→ Do this: Reproduce all lines of the listing below in which the word "ὀλίγ" occurs.
★ ★ ★ ★
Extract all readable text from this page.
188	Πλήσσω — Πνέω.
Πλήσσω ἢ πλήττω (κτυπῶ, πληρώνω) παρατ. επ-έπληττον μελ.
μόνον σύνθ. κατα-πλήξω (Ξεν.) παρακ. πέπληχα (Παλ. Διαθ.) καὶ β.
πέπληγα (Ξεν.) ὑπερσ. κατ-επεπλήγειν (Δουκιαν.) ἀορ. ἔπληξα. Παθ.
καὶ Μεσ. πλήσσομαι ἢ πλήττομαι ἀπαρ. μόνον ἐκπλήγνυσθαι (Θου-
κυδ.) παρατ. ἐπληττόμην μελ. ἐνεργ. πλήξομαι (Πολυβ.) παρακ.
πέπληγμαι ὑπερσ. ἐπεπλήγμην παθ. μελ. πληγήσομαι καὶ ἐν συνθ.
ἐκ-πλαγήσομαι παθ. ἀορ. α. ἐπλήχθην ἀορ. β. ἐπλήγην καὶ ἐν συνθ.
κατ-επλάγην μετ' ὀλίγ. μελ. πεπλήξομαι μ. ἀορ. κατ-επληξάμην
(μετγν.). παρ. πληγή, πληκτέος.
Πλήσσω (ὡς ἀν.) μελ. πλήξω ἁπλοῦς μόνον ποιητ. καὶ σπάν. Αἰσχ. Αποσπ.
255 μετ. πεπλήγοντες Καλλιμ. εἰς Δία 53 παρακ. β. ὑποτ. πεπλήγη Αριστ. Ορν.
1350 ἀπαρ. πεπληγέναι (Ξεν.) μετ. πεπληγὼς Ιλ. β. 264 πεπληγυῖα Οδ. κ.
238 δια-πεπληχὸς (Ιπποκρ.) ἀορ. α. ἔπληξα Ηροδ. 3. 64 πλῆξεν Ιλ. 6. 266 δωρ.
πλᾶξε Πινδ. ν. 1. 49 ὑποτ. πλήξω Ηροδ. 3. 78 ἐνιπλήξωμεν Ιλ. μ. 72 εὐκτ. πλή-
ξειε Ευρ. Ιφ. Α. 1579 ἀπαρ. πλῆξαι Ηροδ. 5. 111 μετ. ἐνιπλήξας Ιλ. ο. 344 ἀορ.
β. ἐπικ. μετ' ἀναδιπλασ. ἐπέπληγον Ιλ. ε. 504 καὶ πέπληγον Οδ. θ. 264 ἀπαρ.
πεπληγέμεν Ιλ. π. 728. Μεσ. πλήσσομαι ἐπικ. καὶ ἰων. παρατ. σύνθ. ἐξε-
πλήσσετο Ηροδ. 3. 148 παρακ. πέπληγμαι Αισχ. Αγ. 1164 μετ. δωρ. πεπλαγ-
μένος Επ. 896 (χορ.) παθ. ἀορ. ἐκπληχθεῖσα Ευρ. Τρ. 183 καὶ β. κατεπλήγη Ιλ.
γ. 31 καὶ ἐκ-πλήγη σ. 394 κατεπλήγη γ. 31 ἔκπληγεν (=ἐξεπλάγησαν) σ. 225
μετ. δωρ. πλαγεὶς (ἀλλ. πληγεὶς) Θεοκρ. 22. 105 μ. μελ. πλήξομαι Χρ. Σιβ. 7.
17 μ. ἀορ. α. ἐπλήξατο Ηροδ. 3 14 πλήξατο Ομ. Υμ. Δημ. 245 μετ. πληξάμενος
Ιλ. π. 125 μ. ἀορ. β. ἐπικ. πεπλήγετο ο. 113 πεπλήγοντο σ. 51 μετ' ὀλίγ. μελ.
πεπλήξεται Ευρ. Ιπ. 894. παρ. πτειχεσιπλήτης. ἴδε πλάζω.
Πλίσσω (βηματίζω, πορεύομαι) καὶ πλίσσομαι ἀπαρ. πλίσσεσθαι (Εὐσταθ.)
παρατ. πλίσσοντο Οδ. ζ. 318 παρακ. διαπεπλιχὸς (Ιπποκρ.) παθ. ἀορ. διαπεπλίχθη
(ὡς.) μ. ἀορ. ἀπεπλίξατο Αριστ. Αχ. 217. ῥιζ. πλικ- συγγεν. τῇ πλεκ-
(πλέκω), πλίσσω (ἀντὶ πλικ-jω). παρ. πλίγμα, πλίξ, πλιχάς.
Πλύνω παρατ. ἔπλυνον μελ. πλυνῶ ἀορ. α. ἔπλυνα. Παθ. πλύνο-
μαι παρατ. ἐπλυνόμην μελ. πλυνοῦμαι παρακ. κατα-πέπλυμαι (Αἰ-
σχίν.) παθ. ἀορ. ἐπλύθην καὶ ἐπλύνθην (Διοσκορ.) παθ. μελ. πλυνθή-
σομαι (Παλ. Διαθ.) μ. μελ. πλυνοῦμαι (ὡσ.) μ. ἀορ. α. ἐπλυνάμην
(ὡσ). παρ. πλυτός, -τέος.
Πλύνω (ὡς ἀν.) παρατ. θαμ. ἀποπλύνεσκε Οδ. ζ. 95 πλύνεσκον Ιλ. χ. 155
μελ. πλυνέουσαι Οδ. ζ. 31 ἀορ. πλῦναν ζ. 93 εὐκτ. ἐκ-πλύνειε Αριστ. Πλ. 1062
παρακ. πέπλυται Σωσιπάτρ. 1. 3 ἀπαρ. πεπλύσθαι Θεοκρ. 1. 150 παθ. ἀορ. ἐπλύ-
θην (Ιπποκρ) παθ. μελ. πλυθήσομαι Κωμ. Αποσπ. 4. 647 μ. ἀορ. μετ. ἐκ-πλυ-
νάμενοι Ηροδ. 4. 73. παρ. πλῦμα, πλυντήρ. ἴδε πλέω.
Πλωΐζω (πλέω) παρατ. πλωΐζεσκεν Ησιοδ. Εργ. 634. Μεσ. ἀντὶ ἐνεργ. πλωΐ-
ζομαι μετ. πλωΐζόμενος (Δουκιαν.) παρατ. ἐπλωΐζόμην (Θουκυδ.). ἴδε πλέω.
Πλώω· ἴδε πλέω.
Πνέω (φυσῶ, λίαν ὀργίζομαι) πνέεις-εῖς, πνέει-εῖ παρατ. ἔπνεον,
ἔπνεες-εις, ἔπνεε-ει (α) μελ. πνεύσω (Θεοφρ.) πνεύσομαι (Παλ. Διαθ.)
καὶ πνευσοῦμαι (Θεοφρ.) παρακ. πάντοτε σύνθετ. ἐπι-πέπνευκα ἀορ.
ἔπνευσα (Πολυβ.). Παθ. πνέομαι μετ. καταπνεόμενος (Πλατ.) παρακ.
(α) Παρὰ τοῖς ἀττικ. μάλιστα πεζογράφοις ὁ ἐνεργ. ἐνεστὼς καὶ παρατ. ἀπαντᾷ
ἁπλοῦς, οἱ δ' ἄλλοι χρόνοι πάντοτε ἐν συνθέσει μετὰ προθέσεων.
★ ★ ★ ★
→ Written response:
κατ-επλάγην μετ' ὀλίγ. μελ. πεπλήξομαι μ. ἀορ. κατ-επληξάμην
Ιλ. π. 125 μ. ἀορ. β. ἐπικ. πεπλήγετο ο. 113 πεπλήγοντο σ. 51 μετ' ὀλίγ. μελ.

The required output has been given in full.